__Written problem__
Scan the material for the word "this", and copy each line where it shows up.

>> start Records to process

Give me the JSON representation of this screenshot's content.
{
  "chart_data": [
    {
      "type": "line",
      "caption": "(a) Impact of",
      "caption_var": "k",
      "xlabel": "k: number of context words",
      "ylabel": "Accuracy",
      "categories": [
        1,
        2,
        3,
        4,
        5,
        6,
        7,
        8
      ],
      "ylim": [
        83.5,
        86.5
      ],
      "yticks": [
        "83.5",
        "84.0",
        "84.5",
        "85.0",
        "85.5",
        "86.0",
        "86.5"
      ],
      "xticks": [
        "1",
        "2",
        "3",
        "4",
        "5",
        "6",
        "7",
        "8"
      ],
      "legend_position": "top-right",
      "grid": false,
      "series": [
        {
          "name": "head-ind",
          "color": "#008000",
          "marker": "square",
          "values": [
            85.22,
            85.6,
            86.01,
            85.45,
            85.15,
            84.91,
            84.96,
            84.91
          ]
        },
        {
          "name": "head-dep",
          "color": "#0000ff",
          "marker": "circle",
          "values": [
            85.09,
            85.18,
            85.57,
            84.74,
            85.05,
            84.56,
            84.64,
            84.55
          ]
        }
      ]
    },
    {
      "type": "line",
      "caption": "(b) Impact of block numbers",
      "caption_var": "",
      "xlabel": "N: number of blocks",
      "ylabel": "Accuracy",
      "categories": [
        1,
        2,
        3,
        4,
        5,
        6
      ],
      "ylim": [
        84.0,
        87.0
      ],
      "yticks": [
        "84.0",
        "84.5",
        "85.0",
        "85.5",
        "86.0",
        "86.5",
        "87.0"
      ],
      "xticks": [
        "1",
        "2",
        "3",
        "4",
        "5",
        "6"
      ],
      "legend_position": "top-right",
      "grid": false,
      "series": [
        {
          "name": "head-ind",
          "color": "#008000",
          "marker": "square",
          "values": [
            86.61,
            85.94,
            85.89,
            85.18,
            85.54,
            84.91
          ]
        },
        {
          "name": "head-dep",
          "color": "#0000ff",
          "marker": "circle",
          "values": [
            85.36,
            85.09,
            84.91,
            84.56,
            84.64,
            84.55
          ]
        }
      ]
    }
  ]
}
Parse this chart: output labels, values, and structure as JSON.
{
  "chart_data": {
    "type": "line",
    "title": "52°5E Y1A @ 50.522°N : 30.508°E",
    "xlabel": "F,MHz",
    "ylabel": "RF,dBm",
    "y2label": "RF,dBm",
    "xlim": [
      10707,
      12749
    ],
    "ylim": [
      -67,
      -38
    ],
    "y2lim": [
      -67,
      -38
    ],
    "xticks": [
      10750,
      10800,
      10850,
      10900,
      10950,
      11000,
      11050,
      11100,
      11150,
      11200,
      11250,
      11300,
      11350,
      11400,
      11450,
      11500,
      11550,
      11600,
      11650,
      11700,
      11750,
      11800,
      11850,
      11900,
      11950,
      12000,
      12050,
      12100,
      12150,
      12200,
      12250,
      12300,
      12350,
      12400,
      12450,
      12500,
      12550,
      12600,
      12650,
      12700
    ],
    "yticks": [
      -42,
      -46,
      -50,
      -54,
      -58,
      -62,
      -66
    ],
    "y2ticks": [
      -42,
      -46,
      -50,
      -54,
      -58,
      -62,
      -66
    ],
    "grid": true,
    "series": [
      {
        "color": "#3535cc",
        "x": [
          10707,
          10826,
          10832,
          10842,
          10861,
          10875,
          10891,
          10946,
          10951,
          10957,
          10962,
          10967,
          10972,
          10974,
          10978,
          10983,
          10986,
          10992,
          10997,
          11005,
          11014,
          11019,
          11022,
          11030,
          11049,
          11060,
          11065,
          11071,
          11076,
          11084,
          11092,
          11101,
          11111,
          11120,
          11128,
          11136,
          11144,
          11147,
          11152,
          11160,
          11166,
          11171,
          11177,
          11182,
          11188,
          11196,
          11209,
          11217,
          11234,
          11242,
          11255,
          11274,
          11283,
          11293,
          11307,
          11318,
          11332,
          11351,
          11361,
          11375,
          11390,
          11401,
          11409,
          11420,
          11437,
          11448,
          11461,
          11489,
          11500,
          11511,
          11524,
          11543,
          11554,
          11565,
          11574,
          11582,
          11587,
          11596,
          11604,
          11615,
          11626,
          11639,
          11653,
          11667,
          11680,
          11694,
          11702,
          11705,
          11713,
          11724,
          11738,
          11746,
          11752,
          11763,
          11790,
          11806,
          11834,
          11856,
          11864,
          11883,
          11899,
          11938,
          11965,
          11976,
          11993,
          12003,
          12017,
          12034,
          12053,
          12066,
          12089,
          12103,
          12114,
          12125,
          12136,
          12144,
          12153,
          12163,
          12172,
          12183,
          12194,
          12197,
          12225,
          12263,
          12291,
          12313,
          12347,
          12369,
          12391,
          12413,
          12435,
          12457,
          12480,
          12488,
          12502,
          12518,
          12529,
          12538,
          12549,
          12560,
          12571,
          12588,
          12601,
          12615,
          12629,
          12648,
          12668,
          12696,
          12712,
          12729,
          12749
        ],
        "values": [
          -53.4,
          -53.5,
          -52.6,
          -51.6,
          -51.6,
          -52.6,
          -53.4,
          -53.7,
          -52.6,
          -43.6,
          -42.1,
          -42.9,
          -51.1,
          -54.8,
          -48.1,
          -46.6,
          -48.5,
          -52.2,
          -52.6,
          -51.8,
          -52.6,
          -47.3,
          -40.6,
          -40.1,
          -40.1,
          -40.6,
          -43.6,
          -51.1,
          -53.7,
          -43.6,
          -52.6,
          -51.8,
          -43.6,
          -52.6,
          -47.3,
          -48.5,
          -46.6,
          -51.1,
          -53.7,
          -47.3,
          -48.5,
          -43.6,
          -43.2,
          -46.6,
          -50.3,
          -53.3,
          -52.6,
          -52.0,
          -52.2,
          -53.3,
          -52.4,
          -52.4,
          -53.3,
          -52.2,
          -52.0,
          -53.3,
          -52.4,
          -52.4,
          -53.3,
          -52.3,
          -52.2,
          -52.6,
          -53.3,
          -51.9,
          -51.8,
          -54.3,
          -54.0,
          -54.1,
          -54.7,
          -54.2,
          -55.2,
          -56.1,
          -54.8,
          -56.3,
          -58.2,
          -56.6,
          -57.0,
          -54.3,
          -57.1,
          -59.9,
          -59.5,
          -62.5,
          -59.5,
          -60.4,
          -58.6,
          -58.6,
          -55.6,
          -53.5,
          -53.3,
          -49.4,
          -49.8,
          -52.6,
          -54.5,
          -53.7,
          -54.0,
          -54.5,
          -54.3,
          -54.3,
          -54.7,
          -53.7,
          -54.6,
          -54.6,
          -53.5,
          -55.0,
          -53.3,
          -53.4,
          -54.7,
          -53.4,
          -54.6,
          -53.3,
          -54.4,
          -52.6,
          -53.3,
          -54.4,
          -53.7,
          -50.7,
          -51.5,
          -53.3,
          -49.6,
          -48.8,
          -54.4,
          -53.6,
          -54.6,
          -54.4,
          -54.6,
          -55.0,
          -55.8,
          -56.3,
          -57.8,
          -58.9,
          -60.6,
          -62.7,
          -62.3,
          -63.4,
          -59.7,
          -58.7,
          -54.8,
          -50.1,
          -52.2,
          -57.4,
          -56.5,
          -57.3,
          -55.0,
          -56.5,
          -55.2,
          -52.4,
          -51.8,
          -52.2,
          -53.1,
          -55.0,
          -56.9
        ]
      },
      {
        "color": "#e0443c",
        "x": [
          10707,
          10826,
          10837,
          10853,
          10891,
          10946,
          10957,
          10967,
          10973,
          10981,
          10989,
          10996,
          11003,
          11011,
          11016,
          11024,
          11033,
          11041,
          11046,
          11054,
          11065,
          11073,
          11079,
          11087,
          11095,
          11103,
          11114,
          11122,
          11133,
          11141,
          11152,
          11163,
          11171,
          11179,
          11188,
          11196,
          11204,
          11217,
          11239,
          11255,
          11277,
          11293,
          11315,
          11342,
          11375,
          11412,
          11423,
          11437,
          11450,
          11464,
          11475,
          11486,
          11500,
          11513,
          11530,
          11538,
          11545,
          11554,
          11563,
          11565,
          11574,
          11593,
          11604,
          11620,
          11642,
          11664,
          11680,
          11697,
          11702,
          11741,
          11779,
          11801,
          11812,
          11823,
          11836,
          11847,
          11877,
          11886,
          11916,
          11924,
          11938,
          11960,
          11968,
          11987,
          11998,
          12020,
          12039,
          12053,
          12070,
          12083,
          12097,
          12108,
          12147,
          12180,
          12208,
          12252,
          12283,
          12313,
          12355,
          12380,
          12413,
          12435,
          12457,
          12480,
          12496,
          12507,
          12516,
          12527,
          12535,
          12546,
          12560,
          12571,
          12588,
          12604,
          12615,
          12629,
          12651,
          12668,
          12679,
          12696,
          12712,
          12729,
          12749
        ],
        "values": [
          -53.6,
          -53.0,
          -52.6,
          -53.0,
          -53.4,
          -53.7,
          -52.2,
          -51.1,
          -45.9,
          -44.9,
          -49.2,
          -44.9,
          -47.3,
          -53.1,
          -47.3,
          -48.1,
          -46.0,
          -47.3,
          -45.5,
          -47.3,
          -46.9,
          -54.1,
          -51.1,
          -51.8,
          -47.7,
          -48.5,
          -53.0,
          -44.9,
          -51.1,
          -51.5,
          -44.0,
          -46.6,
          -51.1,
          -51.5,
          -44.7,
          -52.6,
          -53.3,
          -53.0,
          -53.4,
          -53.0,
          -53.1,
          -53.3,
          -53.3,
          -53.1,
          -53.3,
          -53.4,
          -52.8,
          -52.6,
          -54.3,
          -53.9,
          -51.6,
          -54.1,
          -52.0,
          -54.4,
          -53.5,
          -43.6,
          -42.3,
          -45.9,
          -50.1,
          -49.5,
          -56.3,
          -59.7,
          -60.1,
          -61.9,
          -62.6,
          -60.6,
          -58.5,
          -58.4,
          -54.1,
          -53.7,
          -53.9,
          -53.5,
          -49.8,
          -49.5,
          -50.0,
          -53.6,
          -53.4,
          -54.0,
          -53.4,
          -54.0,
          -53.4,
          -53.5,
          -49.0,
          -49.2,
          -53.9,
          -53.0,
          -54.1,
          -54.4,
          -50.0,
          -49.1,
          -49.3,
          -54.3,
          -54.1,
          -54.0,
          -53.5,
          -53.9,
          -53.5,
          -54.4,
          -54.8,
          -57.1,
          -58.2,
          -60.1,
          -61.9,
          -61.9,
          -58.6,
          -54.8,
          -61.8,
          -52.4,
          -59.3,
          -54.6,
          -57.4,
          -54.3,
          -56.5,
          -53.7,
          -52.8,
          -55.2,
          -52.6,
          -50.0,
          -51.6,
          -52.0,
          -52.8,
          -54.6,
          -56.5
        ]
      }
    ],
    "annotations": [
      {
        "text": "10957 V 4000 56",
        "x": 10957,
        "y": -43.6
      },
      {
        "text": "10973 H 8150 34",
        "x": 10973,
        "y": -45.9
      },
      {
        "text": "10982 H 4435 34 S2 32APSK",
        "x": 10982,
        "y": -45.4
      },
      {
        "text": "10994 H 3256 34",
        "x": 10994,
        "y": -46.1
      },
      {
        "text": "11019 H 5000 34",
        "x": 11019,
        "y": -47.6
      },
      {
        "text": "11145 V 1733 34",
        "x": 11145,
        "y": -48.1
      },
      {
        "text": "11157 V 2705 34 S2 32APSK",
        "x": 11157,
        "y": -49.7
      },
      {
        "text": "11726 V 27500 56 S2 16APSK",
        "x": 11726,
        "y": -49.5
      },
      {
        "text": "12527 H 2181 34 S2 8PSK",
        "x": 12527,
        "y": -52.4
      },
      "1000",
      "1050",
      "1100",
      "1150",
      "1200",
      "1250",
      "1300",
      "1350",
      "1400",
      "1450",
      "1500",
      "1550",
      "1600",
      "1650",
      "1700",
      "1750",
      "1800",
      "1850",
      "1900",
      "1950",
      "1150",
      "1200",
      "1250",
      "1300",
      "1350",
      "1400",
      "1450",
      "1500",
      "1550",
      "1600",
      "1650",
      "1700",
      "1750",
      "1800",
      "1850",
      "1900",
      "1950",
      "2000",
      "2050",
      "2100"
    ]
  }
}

>> end Records to process

__Response below__
Give me the JSON representation of this screenshot's content.
Parse this chart: output labels, values, and structure as JSON.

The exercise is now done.